TASK PROMPT - Find and copy lines holding "data".

RECORDED INFORMATION -

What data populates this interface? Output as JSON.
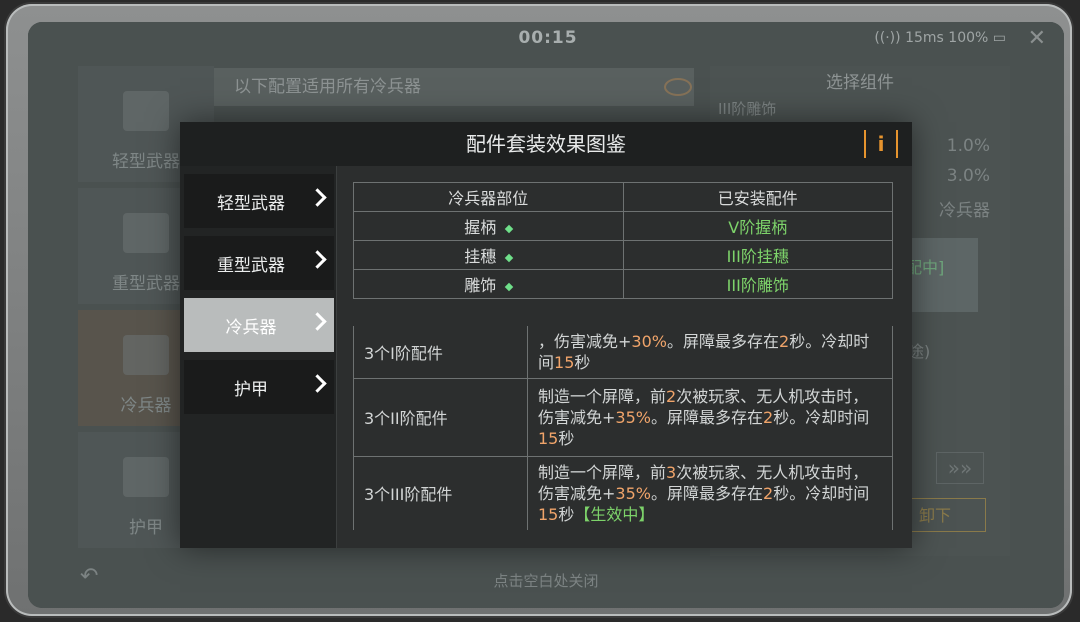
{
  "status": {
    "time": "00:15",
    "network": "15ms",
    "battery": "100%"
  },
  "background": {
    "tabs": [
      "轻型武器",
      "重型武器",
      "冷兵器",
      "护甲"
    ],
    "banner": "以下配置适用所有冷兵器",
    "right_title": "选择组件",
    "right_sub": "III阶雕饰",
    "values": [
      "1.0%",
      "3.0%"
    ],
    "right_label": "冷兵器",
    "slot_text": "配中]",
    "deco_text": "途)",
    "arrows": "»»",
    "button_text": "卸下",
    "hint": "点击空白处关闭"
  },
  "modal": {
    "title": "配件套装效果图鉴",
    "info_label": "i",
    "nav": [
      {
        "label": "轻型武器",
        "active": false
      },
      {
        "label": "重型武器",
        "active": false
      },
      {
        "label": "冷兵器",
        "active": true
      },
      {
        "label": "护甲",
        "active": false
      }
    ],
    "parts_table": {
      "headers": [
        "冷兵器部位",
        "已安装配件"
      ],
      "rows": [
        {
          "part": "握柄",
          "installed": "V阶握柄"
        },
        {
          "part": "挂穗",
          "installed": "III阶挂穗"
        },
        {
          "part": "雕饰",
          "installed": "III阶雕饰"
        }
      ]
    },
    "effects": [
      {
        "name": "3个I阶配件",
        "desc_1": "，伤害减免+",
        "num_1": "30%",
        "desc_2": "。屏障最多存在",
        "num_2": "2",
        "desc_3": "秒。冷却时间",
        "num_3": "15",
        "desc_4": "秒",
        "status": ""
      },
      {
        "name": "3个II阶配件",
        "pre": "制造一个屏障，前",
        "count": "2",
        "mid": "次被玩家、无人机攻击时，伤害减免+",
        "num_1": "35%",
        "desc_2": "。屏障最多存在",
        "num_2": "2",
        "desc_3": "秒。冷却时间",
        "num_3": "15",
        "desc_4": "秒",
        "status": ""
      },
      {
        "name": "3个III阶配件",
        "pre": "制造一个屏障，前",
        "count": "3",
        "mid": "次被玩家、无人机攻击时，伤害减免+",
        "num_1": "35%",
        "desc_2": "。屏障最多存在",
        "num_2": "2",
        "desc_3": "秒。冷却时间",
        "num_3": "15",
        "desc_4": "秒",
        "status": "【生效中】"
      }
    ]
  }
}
==
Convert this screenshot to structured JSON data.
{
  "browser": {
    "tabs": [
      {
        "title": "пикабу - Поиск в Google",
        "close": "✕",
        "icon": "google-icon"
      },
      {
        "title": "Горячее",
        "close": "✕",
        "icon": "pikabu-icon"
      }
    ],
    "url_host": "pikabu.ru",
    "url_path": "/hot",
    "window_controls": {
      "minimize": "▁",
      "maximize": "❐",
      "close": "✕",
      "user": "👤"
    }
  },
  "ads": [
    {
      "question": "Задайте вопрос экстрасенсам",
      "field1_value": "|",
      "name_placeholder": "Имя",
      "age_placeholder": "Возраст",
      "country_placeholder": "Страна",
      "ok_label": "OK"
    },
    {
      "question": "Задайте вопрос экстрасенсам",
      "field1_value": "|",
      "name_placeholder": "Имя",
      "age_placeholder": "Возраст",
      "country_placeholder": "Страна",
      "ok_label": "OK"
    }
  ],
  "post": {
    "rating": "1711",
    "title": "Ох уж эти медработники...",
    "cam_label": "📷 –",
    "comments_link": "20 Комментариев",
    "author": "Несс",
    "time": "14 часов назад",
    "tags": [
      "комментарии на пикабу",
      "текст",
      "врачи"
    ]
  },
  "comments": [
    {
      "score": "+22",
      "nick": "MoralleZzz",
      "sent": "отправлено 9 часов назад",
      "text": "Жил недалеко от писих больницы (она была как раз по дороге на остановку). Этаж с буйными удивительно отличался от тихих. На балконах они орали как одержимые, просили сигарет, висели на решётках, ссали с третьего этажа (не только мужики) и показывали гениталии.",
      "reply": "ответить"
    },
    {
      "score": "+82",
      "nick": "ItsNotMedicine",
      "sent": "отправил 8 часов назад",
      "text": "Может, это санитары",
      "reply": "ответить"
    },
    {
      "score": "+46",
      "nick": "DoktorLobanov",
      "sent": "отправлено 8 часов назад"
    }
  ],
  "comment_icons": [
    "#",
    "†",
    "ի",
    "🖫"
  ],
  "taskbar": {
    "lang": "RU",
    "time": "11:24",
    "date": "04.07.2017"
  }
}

TASK RESULT -
What data populates this interface? Output as JSON.
Convert this screenshot to structured JSON data.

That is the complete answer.